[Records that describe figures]
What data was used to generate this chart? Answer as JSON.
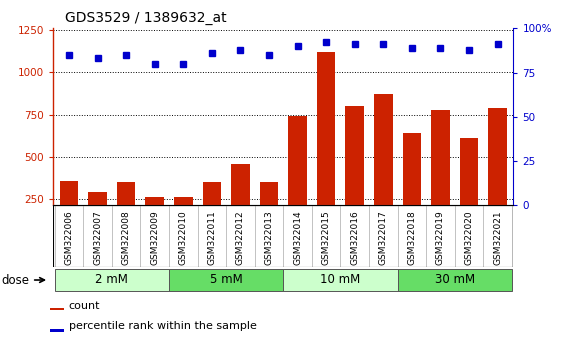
{
  "title": "GDS3529 / 1389632_at",
  "samples": [
    "GSM322006",
    "GSM322007",
    "GSM322008",
    "GSM322009",
    "GSM322010",
    "GSM322011",
    "GSM322012",
    "GSM322013",
    "GSM322014",
    "GSM322015",
    "GSM322016",
    "GSM322017",
    "GSM322018",
    "GSM322019",
    "GSM322020",
    "GSM322021"
  ],
  "counts": [
    360,
    295,
    355,
    265,
    265,
    355,
    460,
    355,
    745,
    1120,
    800,
    870,
    640,
    775,
    615,
    790
  ],
  "percentiles": [
    85,
    83,
    85,
    80,
    80,
    86,
    88,
    85,
    90,
    92,
    91,
    91,
    89,
    89,
    88,
    91
  ],
  "bar_color": "#cc2200",
  "dot_color": "#0000cc",
  "bg_color": "#ffffff",
  "plot_bg": "#ffffff",
  "xlabels_bg": "#cccccc",
  "left_yticks": [
    250,
    500,
    750,
    1000,
    1250
  ],
  "right_yticks": [
    0,
    25,
    50,
    75,
    100
  ],
  "ylim_left": [
    215,
    1260
  ],
  "ylim_right": [
    0,
    100
  ],
  "dose_groups": [
    {
      "label": "2 mM",
      "start": 0,
      "end": 4,
      "color": "#ccffcc"
    },
    {
      "label": "5 mM",
      "start": 4,
      "end": 8,
      "color": "#66dd66"
    },
    {
      "label": "10 mM",
      "start": 8,
      "end": 12,
      "color": "#ccffcc"
    },
    {
      "label": "30 mM",
      "start": 12,
      "end": 16,
      "color": "#66dd66"
    }
  ],
  "legend_count_label": "count",
  "legend_pct_label": "percentile rank within the sample",
  "dose_label": "dose",
  "title_fontsize": 10,
  "tick_fontsize": 7.5,
  "sample_fontsize": 6.5
}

What this task involves:
Give the entries again word for word, but skip the pictures.

Task answer:
What data was used to generate this chart? Answer as JSON.
{
  "title": "GDS3529 / 1389632_at",
  "samples": [
    "GSM322006",
    "GSM322007",
    "GSM322008",
    "GSM322009",
    "GSM322010",
    "GSM322011",
    "GSM322012",
    "GSM322013",
    "GSM322014",
    "GSM322015",
    "GSM322016",
    "GSM322017",
    "GSM322018",
    "GSM322019",
    "GSM322020",
    "GSM322021"
  ],
  "counts": [
    360,
    295,
    355,
    265,
    265,
    355,
    460,
    355,
    745,
    1120,
    800,
    870,
    640,
    775,
    615,
    790
  ],
  "percentiles": [
    85,
    83,
    85,
    80,
    80,
    86,
    88,
    85,
    90,
    92,
    91,
    91,
    89,
    89,
    88,
    91
  ],
  "bar_color": "#cc2200",
  "dot_color": "#0000cc",
  "bg_color": "#ffffff",
  "plot_bg": "#ffffff",
  "xlabels_bg": "#cccccc",
  "left_yticks": [
    250,
    500,
    750,
    1000,
    1250
  ],
  "right_yticks": [
    0,
    25,
    50,
    75,
    100
  ],
  "ylim_left": [
    215,
    1260
  ],
  "ylim_right": [
    0,
    100
  ],
  "dose_groups": [
    {
      "label": "2 mM",
      "start": 0,
      "end": 4,
      "color": "#ccffcc"
    },
    {
      "label": "5 mM",
      "start": 4,
      "end": 8,
      "color": "#66dd66"
    },
    {
      "label": "10 mM",
      "start": 8,
      "end": 12,
      "color": "#ccffcc"
    },
    {
      "label": "30 mM",
      "start": 12,
      "end": 16,
      "color": "#66dd66"
    }
  ],
  "legend_count_label": "count",
  "legend_pct_label": "percentile rank within the sample",
  "dose_label": "dose",
  "title_fontsize": 10,
  "tick_fontsize": 7.5,
  "sample_fontsize": 6.5
}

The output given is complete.